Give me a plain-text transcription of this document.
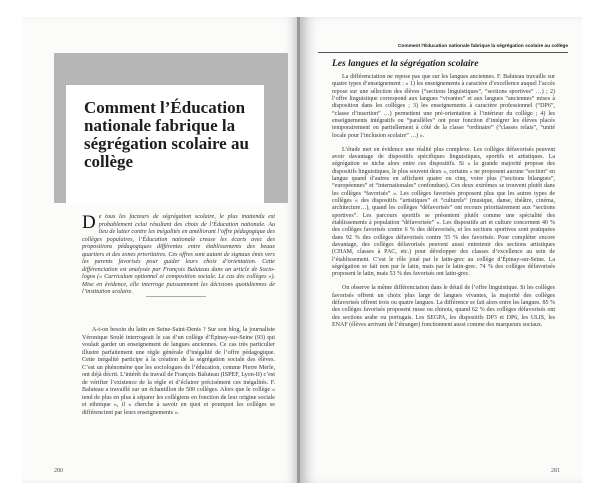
Comment l’Éducation nationale fabrique la ségrégation scolaire au collège

De tous les facteurs de ségrégation scolaire, le plus inattendu est probablement celui résultant des choix de l’Éducation nationale. Au lieu de lutter contre les inégalités en améliorant l’offre pédagogique des collèges populaires, l’Éducation nationale creuse les écarts avec des propositions pédagogiques différentes entre établissements des beaux quartiers et des zones prioritaires. Ces offres sont autant de signaux émis vers les parents favorisés pour guider leurs choix d’orientation. Cette différenciation est analysée par François Baluteau dans un article de Socio-logos (« Curriculum optionnel et composition sociale. Le cas des collèges »). Mise en évidence, elle interroge puissamment les décisions quotidiennes de l’institution scolaire.

A-t-on besoin du latin en Seine-Saint-Denis ? Sur son blog, la journaliste Véronique Soulé interrogeait le cas d’un collège d’Épinay-sur-Seine (93) qui voulait garder un enseignement de langues anciennes. Ce cas très particulier illustre parfaitement une règle générale d’inégalité de l’offre pédagogique. Cette inégalité participe à la création de la ségrégation sociale des élèves. C’est un phénomène que les sociologues de l’éducation, comme Pierre Merle, ont déjà décrit. L’intérêt du travail de François Baluteau (ISPEF, Lyon-II) c’est de vérifier l’existence de la règle et d’éclairer précisément ces inégalités. F. Baluteau a travaillé sur un échantillon de 500 collèges. Alors que le collège « tend de plus en plus à séparer les collégiens en fonction de leur origine sociale et ethnique », il « cherche à savoir en quoi et pourquoi les collèges se différencient par leurs enseignements ».

280
Comment l’Éducation nationale fabrique la ségrégation scolaire au collège
Les langues et la ségrégation scolaire

La différenciation ne repose pas que sur les langues anciennes. F. Baluteau travaille sur quatre types d’enseignement : « 1) les enseignements à caractère d’excellence auquel l’accès repose sur une sélection des élèves (“sections linguistiques”, “sections sportives” …) ; 2) l’offre linguistique correspond aux langues “vivantes” et aux langues “anciennes” mises à disposition dans les collèges ; 3) les enseignements à caractère professionnel (“DP6”, “classe d’insertion” …) permettent une pré-orientation à l’intérieur du collège ; 4) les enseignements intégratifs ou “parallèles” ont pour fonction d’intégrer les élèves placés temporairement ou partiellement à côté de la classe “ordinaire” (“classes relais”, “unité locale pour l’inclusion scolaire” …) ».

L’étude met en évidence une réalité plus complexe. Les collèges défavorisés peuvent avoir davantage de dispositifs spécifiques linguistiques, sportifs et artistiques. La ségrégation se niche alors entre ces dispositifs. Si « la grande majorité propose des dispositifs linguistiques, le plus souvent deux », certains « ne proposent aucune “section” en langue quand d’autres en affichent quatre ou cinq, voire plus (“sections bilangues”, “européennes” et “internationales” confondues). Ces deux extrêmes se trouvent plutôt dans les collèges “favorisés” ». Les collèges favorisés proposent plus que les autres types de collèges « des dispositifs “artistiques” et “culturels” (musique, danse, théâtre, cinéma, architecture…), quand les collèges “défavorisés” ont recours prioritairement aux “sections sportives”. Les parcours sportifs se présentent plutôt comme une spécialité des établissements à population “défavorisée” ». Les dispositifs art et culture concernent 40 % des collèges favorisés contre 6 % des défavorisés, et les sections sportives sont pratiquées dans 92 % des collèges défavorisés contre 55 % des favorisés. Pour compléter encore davantage, des collèges défavorisés peuvent aussi entretenir des sections artistiques (CHAM, classes à PAC, etc.) pour développer des classes d’excellence au sein de l’établissement. C’est le rôle joué par le latin-grec au collège d’Épinay-sur-Seine. La ségrégation se fait non par le latin, mais par le latin-grec. 74 % des collèges défavorisés proposent le latin, mais 53 % des favorisés ont latin-grec.

On observe la même différenciation dans le détail de l’offre linguistique. Si les collèges favorisés offrent un choix plus large de langues vivantes, la majorité des collèges défavorisés offrent trois ou quatre langues. La différence se fait alors entre les langues. 85 % des collèges favorisés proposent russe ou chinois, quand 62 % des collèges défavorisés ont des sections arabe ou portugais. Les SEGPA, les dispositifs DP3 et DP6, les ULIS, les ENAF (élèves arrivant de l’étranger) fonctionnent aussi comme des marqueurs sociaux.

281
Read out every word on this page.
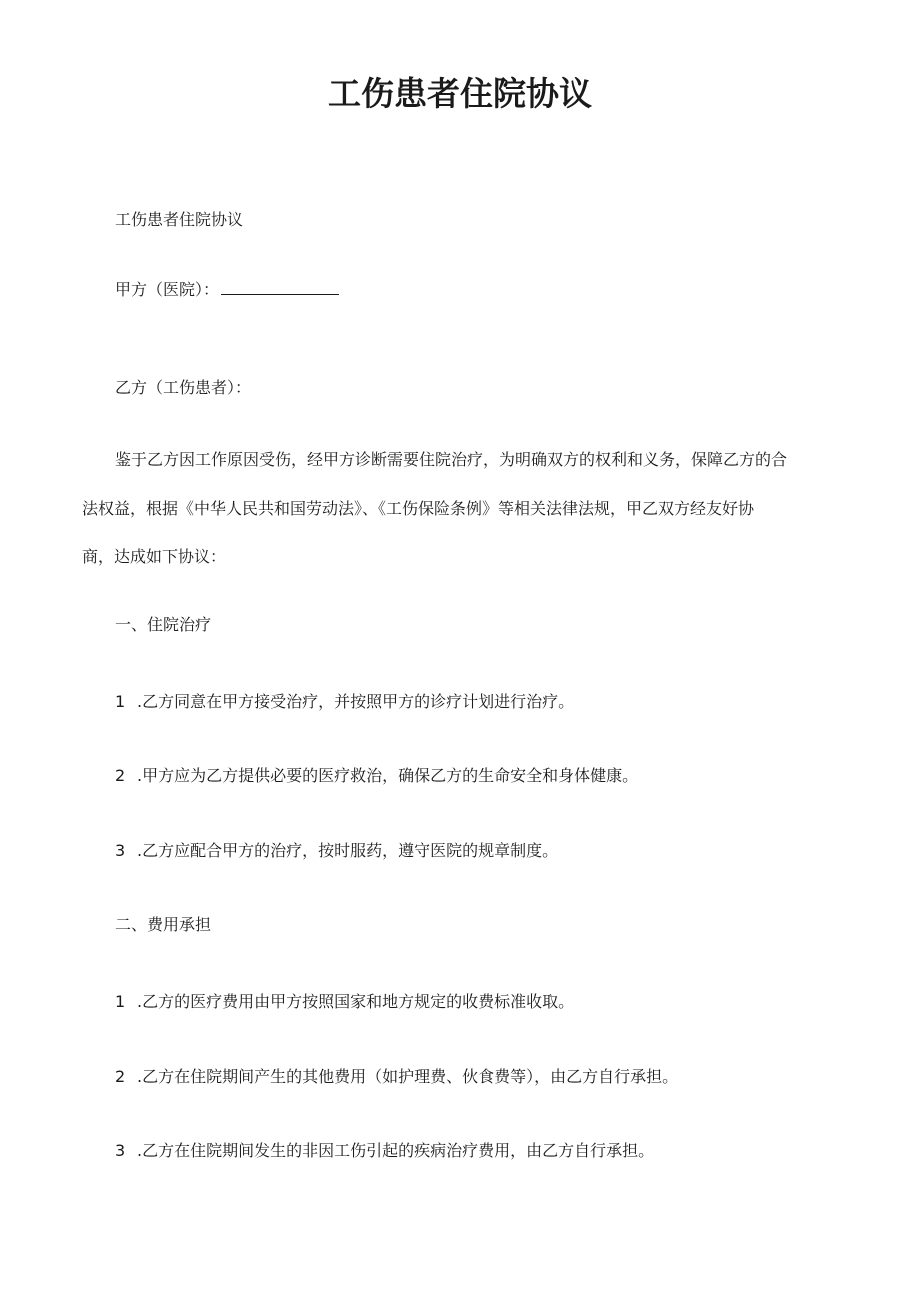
工伤患者住院协议
工伤患者住院协议
甲方（医院）：
乙方（工伤患者）：
鉴于乙方因工作原因受伤，经甲方诊断需要住院治疗，为明确双方的权利和义务，保障乙方的合
法权益，根据《中华人民共和国劳动法》、《工伤保险条例》等相关法律法规，甲乙双方经友好协
商，达成如下协议：
一、住院治疗
1 .乙方同意在甲方接受治疗，并按照甲方的诊疗计划进行治疗。
2 .甲方应为乙方提供必要的医疗救治，确保乙方的生命安全和身体健康。
3 .乙方应配合甲方的治疗，按时服药，遵守医院的规章制度。
二、费用承担
1 .乙方的医疗费用由甲方按照国家和地方规定的收费标准收取。
2 .乙方在住院期间产生的其他费用（如护理费、伙食费等），由乙方自行承担。
3 .乙方在住院期间发生的非因工伤引起的疾病治疗费用，由乙方自行承担。
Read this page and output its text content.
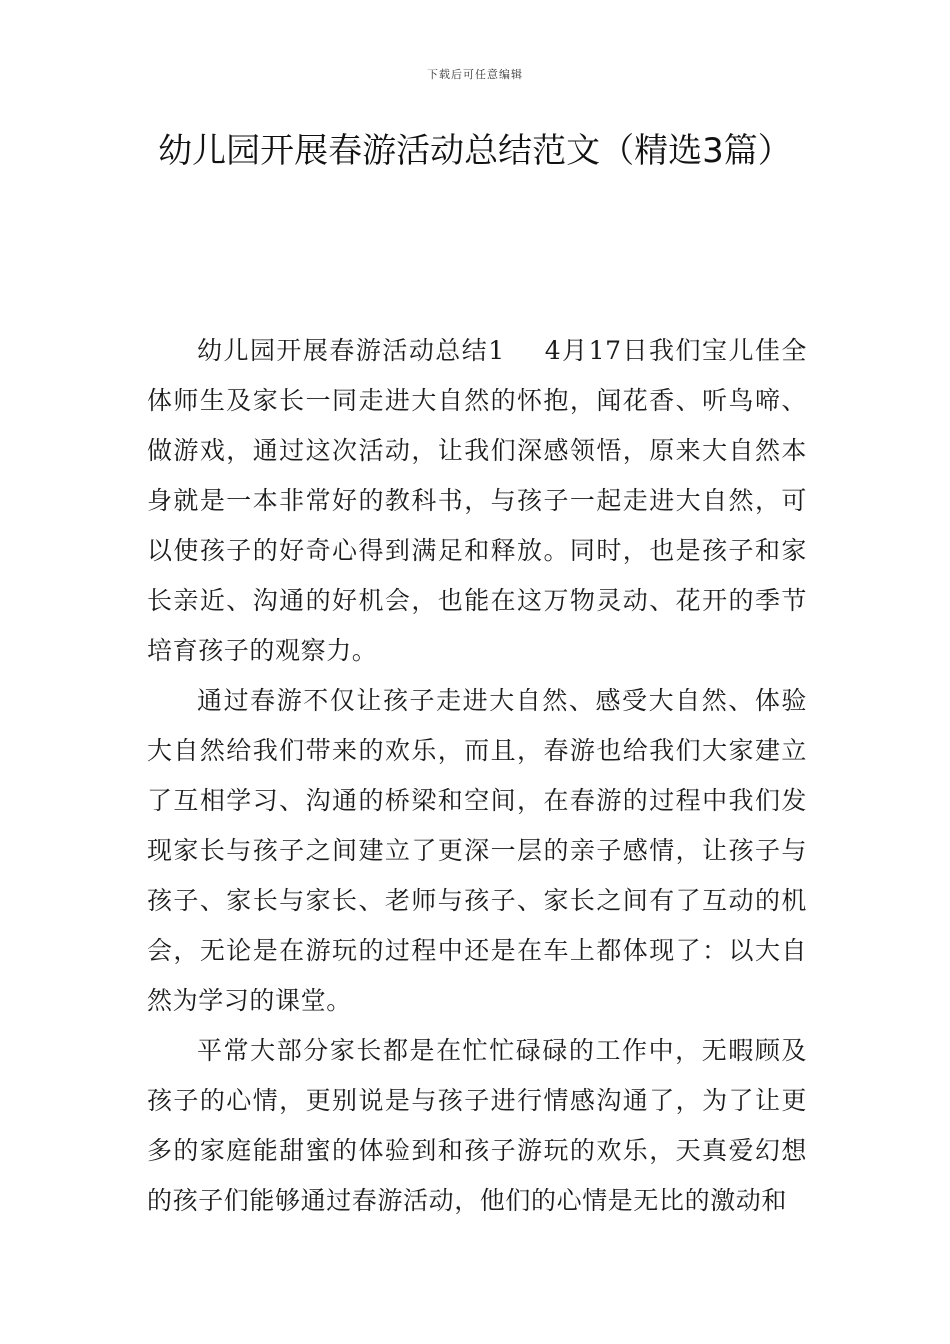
下载后可任意编辑
幼儿园开展春游活动总结范文（精选3篇）

幼儿园开展春游活动总结1 4月17日我们宝儿佳全体师生及家长一同走进大自然的怀抱，闻花香、听鸟啼、做游戏，通过这次活动，让我们深感领悟，原来大自然本身就是一本非常好的教科书，与孩子一起走进大自然，可以使孩子的好奇心得到满足和释放。同时，也是孩子和家长亲近、沟通的好机会，也能在这万物灵动、花开的季节培育孩子的观察力。

通过春游不仅让孩子走进大自然、感受大自然、体验大自然给我们带来的欢乐，而且，春游也给我们大家建立了互相学习、沟通的桥梁和空间，在春游的过程中我们发现家长与孩子之间建立了更深一层的亲子感情，让孩子与孩子、家长与家长、老师与孩子、家长之间有了互动的机会，无论是在游玩的过程中还是在车上都体现了：以大自然为学习的课堂。

平常大部分家长都是在忙忙碌碌的工作中，无暇顾及孩子的心情，更别说是与孩子进行情感沟通了，为了让更多的家庭能甜蜜的体验到和孩子游玩的欢乐，天真爱幻想的孩子们能够通过春游活动，他们的心情是无比的激动和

======

- [Short problem] Leave the pictures out and copy the rest of the data exactly.

- [Answer in full]
Give me a plain-text transcription of this document.
Comment l’Éducation nationale fabrique la ségrégation scolaire au collège

De tous les facteurs de ségrégation scolaire, le plus inattendu est probablement celui résultant des choix de l’Éducation nationale. Au lieu de lutter contre les inégalités en améliorant l’offre pédagogique des collèges populaires, l’Éducation nationale creuse les écarts avec des propositions pédagogiques différentes entre établissements des beaux quartiers et des zones prioritaires. Ces offres sont autant de signaux émis vers les parents favorisés pour guider leurs choix d’orientation. Cette différenciation est analysée par François Baluteau dans un article de Socio-logos (« Curriculum optionnel et composition sociale. Le cas des collèges »). Mise en évidence, elle interroge puissamment les décisions quotidiennes de l’institution scolaire.

A-t-on besoin du latin en Seine-Saint-Denis ? Sur son blog, la journaliste Véronique Soulé interrogeait le cas d’un collège d’Épinay-sur-Seine (93) qui voulait garder un enseignement de langues anciennes. Ce cas très particulier illustre parfaitement une règle générale d’inégalité de l’offre pédagogique. Cette inégalité participe à la création de la ségrégation sociale des élèves. C’est un phénomène que les sociologues de l’éducation, comme Pierre Merle, ont déjà décrit. L’intérêt du travail de François Baluteau (ISPEF, Lyon-II) c’est de vérifier l’existence de la règle et d’éclairer précisément ces inégalités. F. Baluteau a travaillé sur un échantillon de 500 collèges. Alors que le collège « tend de plus en plus à séparer les collégiens en fonction de leur origine sociale et ethnique », il « cherche à savoir en quoi et pourquoi les collèges se différencient par leurs enseignements ».

280
Comment l’Éducation nationale fabrique la ségrégation scolaire au collège
Les langues et la ségrégation scolaire

La différenciation ne repose pas que sur les langues anciennes. F. Baluteau travaille sur quatre types d’enseignement : « 1) les enseignements à caractère d’excellence auquel l’accès repose sur une sélection des élèves (“sections linguistiques”, “sections sportives” …) ; 2) l’offre linguistique correspond aux langues “vivantes” et aux langues “anciennes” mises à disposition dans les collèges ; 3) les enseignements à caractère professionnel (“DP6”, “classe d’insertion” …) permettent une pré-orientation à l’intérieur du collège ; 4) les enseignements intégratifs ou “parallèles” ont pour fonction d’intégrer les élèves placés temporairement ou partiellement à côté de la classe “ordinaire” (“classes relais”, “unité locale pour l’inclusion scolaire” …) ».

L’étude met en évidence une réalité plus complexe. Les collèges défavorisés peuvent avoir davantage de dispositifs spécifiques linguistiques, sportifs et artistiques. La ségrégation se niche alors entre ces dispositifs. Si « la grande majorité propose des dispositifs linguistiques, le plus souvent deux », certains « ne proposent aucune “section” en langue quand d’autres en affichent quatre ou cinq, voire plus (“sections bilangues”, “européennes” et “internationales” confondues). Ces deux extrêmes se trouvent plutôt dans les collèges “favorisés” ». Les collèges favorisés proposent plus que les autres types de collèges « des dispositifs “artistiques” et “culturels” (musique, danse, théâtre, cinéma, architecture…), quand les collèges “défavorisés” ont recours prioritairement aux “sections sportives”. Les parcours sportifs se présentent plutôt comme une spécialité des établissements à population “défavorisée” ». Les dispositifs art et culture concernent 40 % des collèges favorisés contre 6 % des défavorisés, et les sections sportives sont pratiquées dans 92 % des collèges défavorisés contre 55 % des favorisés. Pour compléter encore davantage, des collèges défavorisés peuvent aussi entretenir des sections artistiques (CHAM, classes à PAC, etc.) pour développer des classes d’excellence au sein de l’établissement. C’est le rôle joué par le latin-grec au collège d’Épinay-sur-Seine. La ségrégation se fait non par le latin, mais par le latin-grec. 74 % des collèges défavorisés proposent le latin, mais 53 % des favorisés ont latin-grec.

On observe la même différenciation dans le détail de l’offre linguistique. Si les collèges favorisés offrent un choix plus large de langues vivantes, la majorité des collèges défavorisés offrent trois ou quatre langues. La différence se fait alors entre les langues. 85 % des collèges favorisés proposent russe ou chinois, quand 62 % des collèges défavorisés ont des sections arabe ou portugais. Les SEGPA, les dispositifs DP3 et DP6, les ULIS, les ENAF (élèves arrivant de l’étranger) fonctionnent aussi comme des marqueurs sociaux.

281
Read out every word on this page.
工伤患者住院协议
工伤患者住院协议
甲方（医院）：
乙方（工伤患者）：
鉴于乙方因工作原因受伤，经甲方诊断需要住院治疗，为明确双方的权利和义务，保障乙方的合
法权益，根据《中华人民共和国劳动法》、《工伤保险条例》等相关法律法规，甲乙双方经友好协
商，达成如下协议：
一、住院治疗
1 .乙方同意在甲方接受治疗，并按照甲方的诊疗计划进行治疗。
2 .甲方应为乙方提供必要的医疗救治，确保乙方的生命安全和身体健康。
3 .乙方应配合甲方的治疗，按时服药，遵守医院的规章制度。
二、费用承担
1 .乙方的医疗费用由甲方按照国家和地方规定的收费标准收取。
2 .乙方在住院期间产生的其他费用（如护理费、伙食费等），由乙方自行承担。
3 .乙方在住院期间发生的非因工伤引起的疾病治疗费用，由乙方自行承担。
Read this page and output its text content.
下载后可任意编辑
幼儿园开展春游活动总结范文（精选3篇）

幼儿园开展春游活动总结1 4月17日我们宝儿佳全体师生及家长一同走进大自然的怀抱，闻花香、听鸟啼、做游戏，通过这次活动，让我们深感领悟，原来大自然本身就是一本非常好的教科书，与孩子一起走进大自然，可以使孩子的好奇心得到满足和释放。同时，也是孩子和家长亲近、沟通的好机会，也能在这万物灵动、花开的季节培育孩子的观察力。

通过春游不仅让孩子走进大自然、感受大自然、体验大自然给我们带来的欢乐，而且，春游也给我们大家建立了互相学习、沟通的桥梁和空间，在春游的过程中我们发现家长与孩子之间建立了更深一层的亲子感情，让孩子与孩子、家长与家长、老师与孩子、家长之间有了互动的机会，无论是在游玩的过程中还是在车上都体现了：以大自然为学习的课堂。

平常大部分家长都是在忙忙碌碌的工作中，无暇顾及孩子的心情，更别说是与孩子进行情感沟通了，为了让更多的家庭能甜蜜的体验到和孩子游玩的欢乐，天真爱幻想的孩子们能够通过春游活动，他们的心情是无比的激动和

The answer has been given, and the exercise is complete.